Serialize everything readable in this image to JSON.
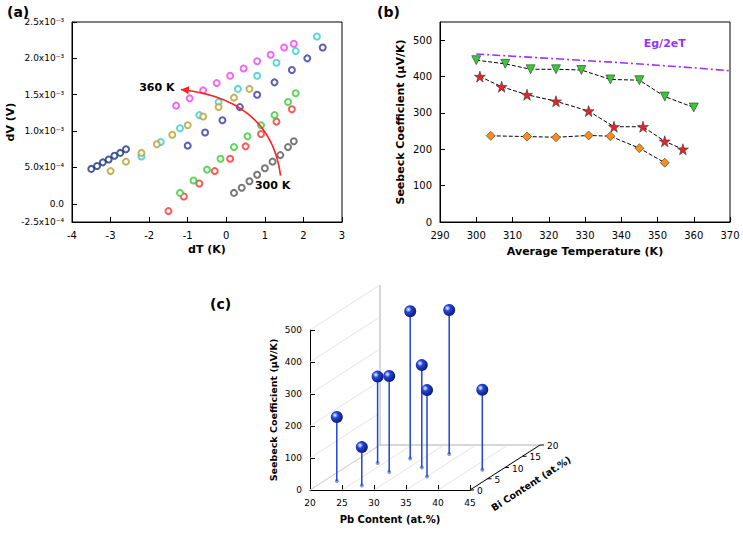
{
  "chart_data": [
    {
      "label": "(a)",
      "type": "scatter",
      "xlabel": "dT (K)",
      "ylabel": "dV (V)",
      "xlim": [
        -4,
        3
      ],
      "xticks": [
        -4,
        -3,
        -2,
        -1,
        0,
        1,
        2,
        3
      ],
      "ylim": [
        -0.00025,
        0.0025
      ],
      "yticks": [
        {
          "value": -0.00025,
          "label": "-2.5x10⁻⁴"
        },
        {
          "value": 0,
          "label": "0.0"
        },
        {
          "value": 0.0005,
          "label": "5.0x10⁻⁴"
        },
        {
          "value": 0.001,
          "label": "1.0x10⁻³"
        },
        {
          "value": 0.0015,
          "label": "1.5x10⁻³"
        },
        {
          "value": 0.002,
          "label": "2.0x10⁻³"
        },
        {
          "value": 0.0025,
          "label": "2.5x10⁻³"
        }
      ],
      "grid": false,
      "marker": "circle_open",
      "series": [
        {
          "color": "#555555",
          "x": [
            0.2,
            0.4,
            0.6,
            0.8,
            1.0,
            1.2,
            1.4,
            1.6,
            1.75
          ],
          "values": [
            0.00015,
            0.00022,
            0.00031,
            0.0004,
            0.00049,
            0.00058,
            0.00067,
            0.00078,
            0.00086
          ]
        },
        {
          "color": "#ff3030",
          "x": [
            -1.5,
            -1.1,
            -0.7,
            -0.3,
            0.1,
            0.5,
            0.9,
            1.3,
            1.7
          ],
          "values": [
            -0.0001,
            0.0001,
            0.00028,
            0.00045,
            0.00062,
            0.00079,
            0.00096,
            0.00113,
            0.0013
          ]
        },
        {
          "color": "#33cc33",
          "x": [
            -1.2,
            -0.85,
            -0.5,
            -0.15,
            0.2,
            0.55,
            0.9,
            1.25,
            1.6,
            1.8
          ],
          "values": [
            0.00015,
            0.00032,
            0.00047,
            0.00062,
            0.00078,
            0.00093,
            0.00108,
            0.00122,
            0.0014,
            0.00152
          ]
        },
        {
          "color": "#3333aa",
          "x": [
            -1.0,
            -0.55,
            -0.1,
            0.35,
            0.8,
            1.25,
            1.7,
            2.1,
            2.5
          ],
          "values": [
            0.0008,
            0.00098,
            0.00115,
            0.00133,
            0.0015,
            0.00167,
            0.00184,
            0.002,
            0.00215
          ]
        },
        {
          "color": "#33cccc",
          "x": [
            -2.2,
            -1.7,
            -1.2,
            -0.7,
            -0.2,
            0.3,
            0.8,
            1.3,
            1.8,
            2.35
          ],
          "values": [
            0.00065,
            0.00085,
            0.00104,
            0.00122,
            0.0014,
            0.00158,
            0.00176,
            0.00194,
            0.0021,
            0.0023
          ]
        },
        {
          "color": "#ee44ee",
          "x": [
            -1.3,
            -0.95,
            -0.6,
            -0.25,
            0.1,
            0.45,
            0.8,
            1.15,
            1.5,
            1.75
          ],
          "values": [
            0.00135,
            0.00145,
            0.00156,
            0.00166,
            0.00176,
            0.00186,
            0.00196,
            0.00205,
            0.00215,
            0.0022
          ]
        },
        {
          "color": "#b8a030",
          "x": [
            -3.0,
            -2.6,
            -2.2,
            -1.8,
            -1.4,
            -1.0,
            -0.6,
            -0.2,
            0.2,
            0.6
          ],
          "values": [
            0.00045,
            0.00058,
            0.0007,
            0.00082,
            0.00095,
            0.00108,
            0.0012,
            0.00133,
            0.00146,
            0.00158
          ]
        },
        {
          "color": "#1a3380",
          "x": [
            -3.5,
            -3.35,
            -3.2,
            -3.05,
            -2.9,
            -2.75,
            -2.6
          ],
          "values": [
            0.00048,
            0.00052,
            0.00057,
            0.00061,
            0.00066,
            0.0007,
            0.00075
          ]
        }
      ],
      "annotations": [
        {
          "text": "360 K",
          "x": -1.8,
          "y": 0.0016,
          "color": "#000000"
        },
        {
          "text": "300 K",
          "x": 1.2,
          "y": 0.00025,
          "color": "#000000"
        }
      ]
    },
    {
      "label": "(b)",
      "type": "line",
      "xlabel": "Average Temperature (K)",
      "ylabel": "Seebeck Coefficient (μV/K)",
      "xlim": [
        290,
        370
      ],
      "xticks": [
        290,
        300,
        310,
        320,
        330,
        340,
        350,
        360,
        370
      ],
      "ylim": [
        0,
        550
      ],
      "yticks": [
        0,
        100,
        200,
        300,
        400,
        500
      ],
      "grid": false,
      "series": [
        {
          "color": "#33cc33",
          "marker": "triangle_down",
          "line_style": "dashed",
          "x": [
            300,
            308,
            315,
            322,
            329,
            337,
            345,
            352,
            360
          ],
          "values": [
            445,
            435,
            420,
            420,
            418,
            392,
            390,
            345,
            315
          ]
        },
        {
          "color": "#ee2222",
          "marker": "star",
          "line_style": "dashed",
          "x": [
            301,
            307,
            314,
            322,
            331,
            338,
            346,
            352,
            357
          ],
          "values": [
            400,
            372,
            350,
            332,
            305,
            262,
            262,
            222,
            200
          ]
        },
        {
          "color": "#ff8c1a",
          "marker": "diamond",
          "line_style": "dashed",
          "x": [
            304,
            314,
            322,
            331,
            337,
            345,
            352
          ],
          "values": [
            237,
            235,
            233,
            238,
            236,
            203,
            163
          ]
        },
        {
          "color": "#9933ff",
          "marker": "none",
          "line_style": "dashdot",
          "x": [
            300,
            310,
            320,
            330,
            340,
            350,
            360,
            370
          ],
          "values": [
            462,
            456,
            450,
            444,
            438,
            431,
            424,
            416
          ]
        }
      ],
      "annotations": [
        {
          "text": "Eg/2eT",
          "x": 352,
          "y": 492,
          "color": "#9933ff"
        }
      ]
    },
    {
      "label": "(c)",
      "type": "scatter3d",
      "xlabel": "Pb Content (at.%)",
      "ylabel": "Bi Content (at.%)",
      "zlabel": "Seebeck Coefficient (μV/K)",
      "xlim": [
        20,
        45
      ],
      "xticks": [
        20,
        25,
        30,
        35,
        40,
        45
      ],
      "ylim": [
        0,
        20
      ],
      "yticks": [
        0,
        5,
        10,
        15,
        20
      ],
      "zlim": [
        0,
        500
      ],
      "zticks": [
        0,
        100,
        200,
        300,
        400,
        500
      ],
      "color": "#2244dd",
      "marker": "circle",
      "x": [
        22,
        24,
        28,
        28,
        27,
        33,
        32,
        35,
        42
      ],
      "y": [
        4,
        12,
        14,
        8,
        2,
        16,
        10,
        6,
        9
      ],
      "z": [
        200,
        270,
        460,
        300,
        120,
        450,
        320,
        270,
        250
      ]
    }
  ]
}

_WRITTEN REQUEST:_ Find all lines where the word "xlabel" appears. Copy them.

_EXERCISE RESPONSE:_
      "xlabel": "dT (K)",
      "xlabel": "Average Temperature (K)",
      "xlabel": "Pb Content (at.%)",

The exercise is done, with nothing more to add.